ACTIONS DEMANDÉES =
• a. Résumez en deux phrases l'article sur la mobilisation pour le climat à Marseille.
• b. Recopiez fidèlement le passage de l'article sur la mobilisation pour le climat à Marseille, de « Marseille : la » à « de mobilisation mondiale. ».

Marseille : la lutte contre le réchauffement climatique continue

Village associatif du Vieux-Port / Margaux Liagre
Village associatif du Vieux-Port / Margaux Liagre

Sous l’ombrière du Vieux-Port, lycéens ou étudiants se sont rassemblés à Marseille pour manifester en faveur du climat lors d'une grande journée de mobilisation mondiale dimanche. "On doit agir maintenant et faire réagir" déclare Gabrielle, lycéenne.

Par Margaux Liagre / France 3 Provence Alpes

C’est le deuxième appel à une grève mondiale, de Greta Thunberg, la jeune militante suédoise, symbole de cette lutte pour sauver le climat. Sur le Vieux-Port à Marseille, ils étaient plusieurs dizaines de jeunes à s'être rassemblés pour une seconde grande journée de mobilisation mondiale. 

Tous s’inquiètent pour leur avenir. "J’ai très peur pour l’avenir" se livre Sylvain, 20 ans, "aujourd’hui les chiffres, les études […] montrent que je risque de mourir vers 40 ans d’une maladie liée au climat" ajoute-t-il.

"La planète est en train de mourir, alors nous prenons les devants, nous nous mobilisons pour essayer de sauver le monde". Gabriel* a rejoint le mouvement, "je me suis rendu compte qu’on était en danger si on ne changeait pas ce qu’il se passe actuellement […] il faut qu’on se mobilise pour faire l’inverse de ce qui est en train de se passer".

Pour Fabio, 16 ans, "il y a trop de points qui font que nous devons nous mobiliser". Selon lui, "il y a beaucoup de problèmes dans notre monde [comme] l’inaction et la pollution des grandes entreprises, le réchauffement et le dérèglement climatique avec des températures de plus en plus chaudes, la montée des eaux, la fonte des glaces."

Tous se rejoignent alors pour dire qu’il y a urgence, et mettent leur espoir dans leur "génération climat" pour sauver la planète.

ENREGISTREMENTS FOURNIS =
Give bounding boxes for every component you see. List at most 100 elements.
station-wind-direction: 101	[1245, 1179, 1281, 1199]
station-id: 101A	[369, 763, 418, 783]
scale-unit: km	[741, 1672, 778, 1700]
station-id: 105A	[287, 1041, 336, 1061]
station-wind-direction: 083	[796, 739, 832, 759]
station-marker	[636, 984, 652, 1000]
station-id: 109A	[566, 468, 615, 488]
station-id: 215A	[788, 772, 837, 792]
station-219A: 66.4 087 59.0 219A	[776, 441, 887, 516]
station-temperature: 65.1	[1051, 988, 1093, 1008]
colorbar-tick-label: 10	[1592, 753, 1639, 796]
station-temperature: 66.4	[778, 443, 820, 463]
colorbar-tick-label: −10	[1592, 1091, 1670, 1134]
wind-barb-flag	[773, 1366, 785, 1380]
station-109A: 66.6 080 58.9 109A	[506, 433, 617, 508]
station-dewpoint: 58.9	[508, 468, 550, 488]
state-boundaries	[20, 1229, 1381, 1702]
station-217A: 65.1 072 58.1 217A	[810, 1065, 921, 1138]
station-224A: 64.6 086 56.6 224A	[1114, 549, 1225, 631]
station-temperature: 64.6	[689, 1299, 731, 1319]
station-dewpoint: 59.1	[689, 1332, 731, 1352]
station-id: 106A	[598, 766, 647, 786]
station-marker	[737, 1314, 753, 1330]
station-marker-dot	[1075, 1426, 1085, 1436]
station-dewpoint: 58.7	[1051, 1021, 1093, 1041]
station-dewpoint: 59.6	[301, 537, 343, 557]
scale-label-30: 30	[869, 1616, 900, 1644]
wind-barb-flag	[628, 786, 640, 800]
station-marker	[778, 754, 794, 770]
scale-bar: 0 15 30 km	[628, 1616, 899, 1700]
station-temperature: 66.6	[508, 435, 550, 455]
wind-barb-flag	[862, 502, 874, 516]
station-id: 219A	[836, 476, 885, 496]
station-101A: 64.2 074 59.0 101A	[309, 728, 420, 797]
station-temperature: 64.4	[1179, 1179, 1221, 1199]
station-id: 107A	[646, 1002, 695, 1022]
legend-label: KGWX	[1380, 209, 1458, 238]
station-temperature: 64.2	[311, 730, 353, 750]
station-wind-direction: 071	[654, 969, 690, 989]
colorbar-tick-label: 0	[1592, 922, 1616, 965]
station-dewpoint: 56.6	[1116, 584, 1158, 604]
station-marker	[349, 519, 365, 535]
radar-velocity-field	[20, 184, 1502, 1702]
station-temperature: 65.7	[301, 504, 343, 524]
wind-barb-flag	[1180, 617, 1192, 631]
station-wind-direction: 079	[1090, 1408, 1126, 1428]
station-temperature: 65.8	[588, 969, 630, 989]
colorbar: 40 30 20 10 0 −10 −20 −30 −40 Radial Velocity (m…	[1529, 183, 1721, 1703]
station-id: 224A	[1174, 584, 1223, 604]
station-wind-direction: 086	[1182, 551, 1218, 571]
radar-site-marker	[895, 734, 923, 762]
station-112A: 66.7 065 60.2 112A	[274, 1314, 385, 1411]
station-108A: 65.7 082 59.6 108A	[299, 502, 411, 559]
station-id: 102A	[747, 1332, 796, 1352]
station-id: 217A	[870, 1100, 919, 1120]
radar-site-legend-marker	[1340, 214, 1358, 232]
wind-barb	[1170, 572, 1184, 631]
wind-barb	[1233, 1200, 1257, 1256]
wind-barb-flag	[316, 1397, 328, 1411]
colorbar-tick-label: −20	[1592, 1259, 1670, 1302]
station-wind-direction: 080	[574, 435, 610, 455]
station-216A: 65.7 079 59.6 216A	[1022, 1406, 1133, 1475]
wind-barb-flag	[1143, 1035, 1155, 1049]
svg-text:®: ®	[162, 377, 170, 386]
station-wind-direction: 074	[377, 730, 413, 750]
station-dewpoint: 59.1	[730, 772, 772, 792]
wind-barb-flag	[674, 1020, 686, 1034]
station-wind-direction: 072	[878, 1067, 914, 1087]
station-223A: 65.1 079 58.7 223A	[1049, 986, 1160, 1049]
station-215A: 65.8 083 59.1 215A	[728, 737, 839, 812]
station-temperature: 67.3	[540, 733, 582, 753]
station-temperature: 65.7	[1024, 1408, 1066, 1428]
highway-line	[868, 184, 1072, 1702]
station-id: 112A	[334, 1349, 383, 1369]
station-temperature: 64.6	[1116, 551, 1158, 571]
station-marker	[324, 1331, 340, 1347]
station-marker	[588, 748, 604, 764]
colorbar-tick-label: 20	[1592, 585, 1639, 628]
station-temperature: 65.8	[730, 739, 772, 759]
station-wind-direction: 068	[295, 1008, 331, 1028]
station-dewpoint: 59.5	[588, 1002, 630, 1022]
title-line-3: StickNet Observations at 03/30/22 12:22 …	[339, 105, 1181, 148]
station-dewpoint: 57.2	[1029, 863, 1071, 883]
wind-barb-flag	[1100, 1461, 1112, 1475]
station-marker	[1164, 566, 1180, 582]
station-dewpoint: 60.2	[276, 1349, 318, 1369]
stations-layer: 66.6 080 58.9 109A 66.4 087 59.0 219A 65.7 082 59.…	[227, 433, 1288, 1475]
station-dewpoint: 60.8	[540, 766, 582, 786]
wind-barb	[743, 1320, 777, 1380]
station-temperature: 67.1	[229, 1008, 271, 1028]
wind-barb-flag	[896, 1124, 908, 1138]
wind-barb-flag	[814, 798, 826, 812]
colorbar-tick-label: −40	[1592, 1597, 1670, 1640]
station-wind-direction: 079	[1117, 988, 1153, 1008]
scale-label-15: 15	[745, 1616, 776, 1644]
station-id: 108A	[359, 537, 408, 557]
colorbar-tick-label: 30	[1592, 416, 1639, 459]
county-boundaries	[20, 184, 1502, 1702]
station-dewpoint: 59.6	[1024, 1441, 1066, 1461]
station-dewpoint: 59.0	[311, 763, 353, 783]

RÉPONSES ATTENDUES =
• a. Plusieurs dizaines de jeunes se sont rassemblés sur le Vieux-Port de Marseille lors de la deuxième grande journée de mobilisation mondiale pour le climat, lancée à l'appel de Greta Thunberg. Inquiets pour leur avenir, ils affirment qu'il y a urgence et mettent leur espoir dans leur « génération climat » pour sauver la planète.

• b.
Marseille : la lutte contre le réchauffement climatique continue

Village associatif du Vieux-Port / Margaux Liagre
Village associatif du Vieux-Port / Margaux Liagre

Sous l’ombrière du Vieux-Port, lycéens ou étudiants se sont rassemblés à Marseille pour manifester en faveur du climat lors d'une grande journée de mobilisation mondiale dimanche. "On doit agir maintenant et faire réagir" déclare Gabrielle, lycéenne.

Par Margaux Liagre / France 3 Provence Alpes

C’est le deuxième appel à une grève mondiale, de Greta Thunberg, la jeune militante suédoise, symbole de cette lutte pour sauver le climat. Sur le Vieux-Port à Marseille, ils étaient plusieurs dizaines de jeunes à s'être rassemblés pour une seconde grande journée de mobilisation mondiale.